Collection entries
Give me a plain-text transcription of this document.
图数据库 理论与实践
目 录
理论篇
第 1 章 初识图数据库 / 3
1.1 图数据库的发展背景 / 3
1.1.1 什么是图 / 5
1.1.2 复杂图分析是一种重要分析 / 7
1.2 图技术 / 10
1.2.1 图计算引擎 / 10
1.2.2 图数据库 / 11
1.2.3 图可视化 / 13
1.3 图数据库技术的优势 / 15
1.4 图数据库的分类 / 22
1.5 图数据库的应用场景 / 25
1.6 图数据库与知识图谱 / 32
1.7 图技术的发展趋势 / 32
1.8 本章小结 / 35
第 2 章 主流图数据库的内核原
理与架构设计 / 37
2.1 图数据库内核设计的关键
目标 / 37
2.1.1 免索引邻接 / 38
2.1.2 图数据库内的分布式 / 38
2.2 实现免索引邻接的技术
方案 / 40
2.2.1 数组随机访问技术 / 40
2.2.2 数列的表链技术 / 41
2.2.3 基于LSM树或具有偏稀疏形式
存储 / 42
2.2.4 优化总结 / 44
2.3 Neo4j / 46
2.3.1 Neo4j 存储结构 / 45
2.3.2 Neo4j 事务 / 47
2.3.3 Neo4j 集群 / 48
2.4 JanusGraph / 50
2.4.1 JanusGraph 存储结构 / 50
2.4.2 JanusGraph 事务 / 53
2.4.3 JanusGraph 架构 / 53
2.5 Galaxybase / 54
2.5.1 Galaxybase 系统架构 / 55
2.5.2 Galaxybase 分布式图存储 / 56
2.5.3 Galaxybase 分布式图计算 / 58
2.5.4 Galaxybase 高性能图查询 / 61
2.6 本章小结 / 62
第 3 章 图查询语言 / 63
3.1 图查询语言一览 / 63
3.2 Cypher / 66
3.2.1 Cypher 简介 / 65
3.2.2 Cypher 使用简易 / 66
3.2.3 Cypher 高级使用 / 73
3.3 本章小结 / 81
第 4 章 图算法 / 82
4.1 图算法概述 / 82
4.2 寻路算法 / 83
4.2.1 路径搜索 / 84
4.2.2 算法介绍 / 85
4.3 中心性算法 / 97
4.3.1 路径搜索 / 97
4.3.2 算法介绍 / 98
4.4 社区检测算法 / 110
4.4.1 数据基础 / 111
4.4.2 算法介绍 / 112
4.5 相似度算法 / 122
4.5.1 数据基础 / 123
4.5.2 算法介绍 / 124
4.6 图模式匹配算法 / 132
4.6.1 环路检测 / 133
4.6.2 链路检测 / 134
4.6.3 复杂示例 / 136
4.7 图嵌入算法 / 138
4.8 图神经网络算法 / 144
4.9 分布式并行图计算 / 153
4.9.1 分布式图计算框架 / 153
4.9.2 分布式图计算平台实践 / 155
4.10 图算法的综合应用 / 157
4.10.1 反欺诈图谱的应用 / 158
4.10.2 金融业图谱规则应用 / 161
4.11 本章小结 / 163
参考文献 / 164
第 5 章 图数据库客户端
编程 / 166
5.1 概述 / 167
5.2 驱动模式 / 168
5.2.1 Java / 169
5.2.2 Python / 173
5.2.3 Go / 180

**INSTRUCTION**
Every line of the material must be returned exactly as it appears.

**WRITTEN SOLUTION**
Give me a plain-text transcription of this document.
图数据库 理论与实践
目 录
理论篇
第 1 章 初识图数据库 / 3
1.1 图数据库的发展背景 / 3
1.1.1 什么是图 / 5
1.1.2 复杂图分析是一种重要分析 / 7
1.2 图技术 / 10
1.2.1 图计算引擎 / 10
1.2.2 图数据库 / 11
1.2.3 图可视化 / 13
1.3 图数据库技术的优势 / 15
1.4 图数据库的分类 / 22
1.5 图数据库的应用场景 / 25
1.6 图数据库与知识图谱 / 32
1.7 图技术的发展趋势 / 32
1.8 本章小结 / 35
第 2 章 主流图数据库的内核原
理与架构设计 / 37
2.1 图数据库内核设计的关键
目标 / 37
2.1.1 免索引邻接 / 38
2.1.2 图数据库内的分布式 / 38
2.2 实现免索引邻接的技术
方案 / 40
2.2.1 数组随机访问技术 / 40
2.2.2 数列的表链技术 / 41
2.2.3 基于LSM树或具有偏稀疏形式
存储 / 42
2.2.4 优化总结 / 44
2.3 Neo4j / 46
2.3.1 Neo4j 存储结构 / 45
2.3.2 Neo4j 事务 / 47
2.3.3 Neo4j 集群 / 48
2.4 JanusGraph / 50
2.4.1 JanusGraph 存储结构 / 50
2.4.2 JanusGraph 事务 / 53
2.4.3 JanusGraph 架构 / 53
2.5 Galaxybase / 54
2.5.1 Galaxybase 系统架构 / 55
2.5.2 Galaxybase 分布式图存储 / 56
2.5.3 Galaxybase 分布式图计算 / 58
2.5.4 Galaxybase 高性能图查询 / 61
2.6 本章小结 / 62
第 3 章 图查询语言 / 63
3.1 图查询语言一览 / 63
3.2 Cypher / 66
3.2.1 Cypher 简介 / 65
3.2.2 Cypher 使用简易 / 66
3.2.3 Cypher 高级使用 / 73
3.3 本章小结 / 81
第 4 章 图算法 / 82
4.1 图算法概述 / 82
4.2 寻路算法 / 83
4.2.1 路径搜索 / 84
4.2.2 算法介绍 / 85
4.3 中心性算法 / 97
4.3.1 路径搜索 / 97
4.3.2 算法介绍 / 98
4.4 社区检测算法 / 110
4.4.1 数据基础 / 111
4.4.2 算法介绍 / 112
4.5 相似度算法 / 122
4.5.1 数据基础 / 123
4.5.2 算法介绍 / 124
4.6 图模式匹配算法 / 132
4.6.1 环路检测 / 133
4.6.2 链路检测 / 134
4.6.3 复杂示例 / 136
4.7 图嵌入算法 / 138
4.8 图神经网络算法 / 144
4.9 分布式并行图计算 / 153
4.9.1 分布式图计算框架 / 153
4.9.2 分布式图计算平台实践 / 155
4.10 图算法的综合应用 / 157
4.10.1 反欺诈图谱的应用 / 158
4.10.2 金融业图谱规则应用 / 161
4.11 本章小结 / 163
参考文献 / 164
第 5 章 图数据库客户端
编程 / 166
5.1 概述 / 167
5.2 驱动模式 / 168
5.2.1 Java / 169
5.2.2 Python / 173
5.2.3 Go / 180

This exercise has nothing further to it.